### STATED EXERCISE:
Retype the complete listing exactly as it appears.

### AVAILABLE DATA:
## begin

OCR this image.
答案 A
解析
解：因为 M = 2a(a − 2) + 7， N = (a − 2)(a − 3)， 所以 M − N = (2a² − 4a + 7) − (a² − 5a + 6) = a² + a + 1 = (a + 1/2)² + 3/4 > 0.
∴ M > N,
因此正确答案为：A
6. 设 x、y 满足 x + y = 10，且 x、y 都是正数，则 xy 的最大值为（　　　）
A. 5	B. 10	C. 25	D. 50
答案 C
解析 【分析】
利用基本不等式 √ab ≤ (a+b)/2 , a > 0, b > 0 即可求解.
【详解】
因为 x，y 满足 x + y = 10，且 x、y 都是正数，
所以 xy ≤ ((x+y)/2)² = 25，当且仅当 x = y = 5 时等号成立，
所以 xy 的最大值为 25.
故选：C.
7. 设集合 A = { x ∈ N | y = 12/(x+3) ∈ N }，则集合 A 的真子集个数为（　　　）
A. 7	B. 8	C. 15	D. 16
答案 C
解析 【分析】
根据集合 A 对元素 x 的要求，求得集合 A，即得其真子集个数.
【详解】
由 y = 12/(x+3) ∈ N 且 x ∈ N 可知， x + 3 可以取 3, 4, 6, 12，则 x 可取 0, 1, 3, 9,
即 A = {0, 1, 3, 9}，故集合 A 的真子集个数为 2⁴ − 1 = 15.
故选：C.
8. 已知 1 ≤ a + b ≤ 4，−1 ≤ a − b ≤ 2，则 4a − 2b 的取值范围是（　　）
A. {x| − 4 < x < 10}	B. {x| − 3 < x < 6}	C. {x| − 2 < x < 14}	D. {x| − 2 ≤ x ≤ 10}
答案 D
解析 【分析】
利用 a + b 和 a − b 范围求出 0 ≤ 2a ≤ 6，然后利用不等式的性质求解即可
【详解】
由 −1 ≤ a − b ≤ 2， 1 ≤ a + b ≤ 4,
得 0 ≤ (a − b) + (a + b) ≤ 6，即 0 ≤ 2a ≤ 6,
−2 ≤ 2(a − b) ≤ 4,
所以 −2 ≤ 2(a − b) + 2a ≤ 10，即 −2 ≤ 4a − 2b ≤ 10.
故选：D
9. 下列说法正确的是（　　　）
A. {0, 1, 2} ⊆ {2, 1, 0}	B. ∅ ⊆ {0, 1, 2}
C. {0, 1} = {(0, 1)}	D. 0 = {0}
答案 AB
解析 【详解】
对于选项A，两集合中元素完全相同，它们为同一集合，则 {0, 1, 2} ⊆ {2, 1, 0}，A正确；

## end

### SOLUTION TO THIS PROBLEM:
OCR this image.
答案 A
解析
解：因为 M = 2a(a − 2) + 7， N = (a − 2)(a − 3)， 所以 M − N = (2a² − 4a + 7) − (a² − 5a + 6) = a² + a + 1 = (a + 1/2)² + 3/4 > 0.
∴ M > N,
因此正确答案为：A
6. 设 x、y 满足 x + y = 10，且 x、y 都是正数，则 xy 的最大值为（　　　）
A. 5	B. 10	C. 25	D. 50
答案 C
解析 【分析】
利用基本不等式 √ab ≤ (a+b)/2 , a > 0, b > 0 即可求解.
【详解】
因为 x，y 满足 x + y = 10，且 x、y 都是正数，
所以 xy ≤ ((x+y)/2)² = 25，当且仅当 x = y = 5 时等号成立，
所以 xy 的最大值为 25.
故选：C.
7. 设集合 A = { x ∈ N | y = 12/(x+3) ∈ N }，则集合 A 的真子集个数为（　　　）
A. 7	B. 8	C. 15	D. 16
答案 C
解析 【分析】
根据集合 A 对元素 x 的要求，求得集合 A，即得其真子集个数.
【详解】
由 y = 12/(x+3) ∈ N 且 x ∈ N 可知， x + 3 可以取 3, 4, 6, 12，则 x 可取 0, 1, 3, 9,
即 A = {0, 1, 3, 9}，故集合 A 的真子集个数为 2⁴ − 1 = 15.
故选：C.
8. 已知 1 ≤ a + b ≤ 4，−1 ≤ a − b ≤ 2，则 4a − 2b 的取值范围是（　　）
A. {x| − 4 < x < 10}	B. {x| − 3 < x < 6}	C. {x| − 2 < x < 14}	D. {x| − 2 ≤ x ≤ 10}
答案 D
解析 【分析】
利用 a + b 和 a − b 范围求出 0 ≤ 2a ≤ 6，然后利用不等式的性质求解即可
【详解】
由 −1 ≤ a − b ≤ 2， 1 ≤ a + b ≤ 4,
得 0 ≤ (a − b) + (a + b) ≤ 6，即 0 ≤ 2a ≤ 6,
−2 ≤ 2(a − b) ≤ 4,
所以 −2 ≤ 2(a − b) + 2a ≤ 10，即 −2 ≤ 4a − 2b ≤ 10.
故选：D
9. 下列说法正确的是（　　　）
A. {0, 1, 2} ⊆ {2, 1, 0}	B. ∅ ⊆ {0, 1, 2}
C. {0, 1} = {(0, 1)}	D. 0 = {0}
答案 AB
解析 【详解】
对于选项A，两集合中元素完全相同，它们为同一集合，则 {0, 1, 2} ⊆ {2, 1, 0}，A正确；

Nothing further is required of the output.